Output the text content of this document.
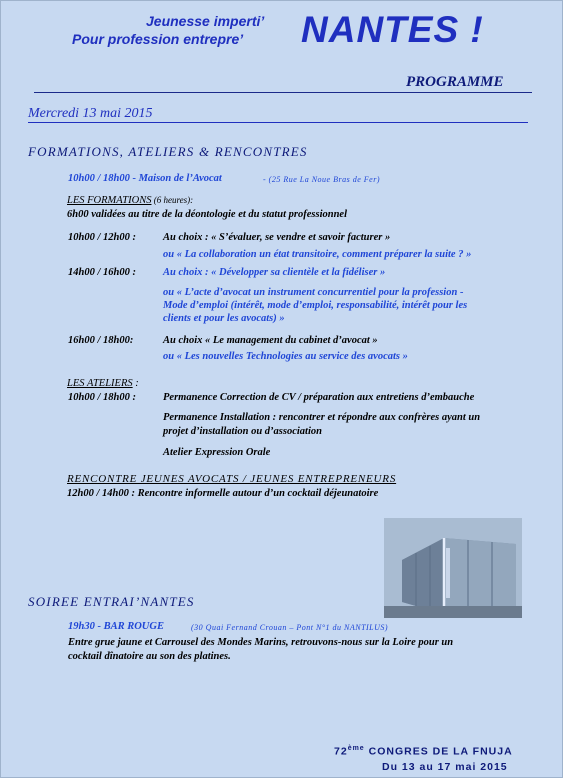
Jeunesse imperti’
Pour profession entrepre’ NANTES !
PROGRAMME
Mercredi 13 mai 2015
FORMATIONS, ATELIERS & RENCONTRES
10h00 / 18h00 - Maison de l’Avocat	- (25 Rue La Noue Bras de Fer)
LES FORMATIONS (6 heures):
6h00 validées au titre de la déontologie et du statut professionnel
10h00 / 12h00 :	Au choix : « S’évaluer, se vendre et savoir facturer »
ou « La collaboration un état transitoire, comment préparer la suite ? »
14h00 / 16h00 :	Au choix : « Développer sa clientèle et la fidéliser »
ou « L’acte d’avocat un instrument concurrentiel pour la profession -
Mode d’emploi (intérêt, mode d’emploi, responsabilité, intérêt pour les
clients et pour les avocats) »
16h00 / 18h00:	Au choix « Le management du cabinet d’avocat »
ou « Les nouvelles Technologies au service des avocats »
LES ATELIERS :
10h00 / 18h00 :	Permanence Correction de CV / préparation aux entretiens d’embauche
Permanence Installation : rencontrer et répondre aux confrères ayant un
projet d’installation ou d’association
Atelier Expression Orale
RENCONTRE JEUNES AVOCATS / JEUNES ENTREPRENEURS
12h00 / 14h00 : Rencontre informelle autour d’un cocktail déjeunatoire
SOIREE ENTRAI’NANTES
19h30 - BAR ROUGE	(30 Quai Fernand Crouan – Pont N°1 du NANTILUS)
Entre grue jaune et Carrousel des Mondes Marins, retrouvons-nous sur la Loire pour un
cocktail dînatoire au son des platines.
72ème CONGRES DE LA FNUJA
Du 13 au 17 mai 2015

- **Work to complete**
Your task is to gather every line with the word "ATELIERS" and copy it.

- **Expected output**
FORMATIONS, ATELIERS & RENCONTRES
LES ATELIERS :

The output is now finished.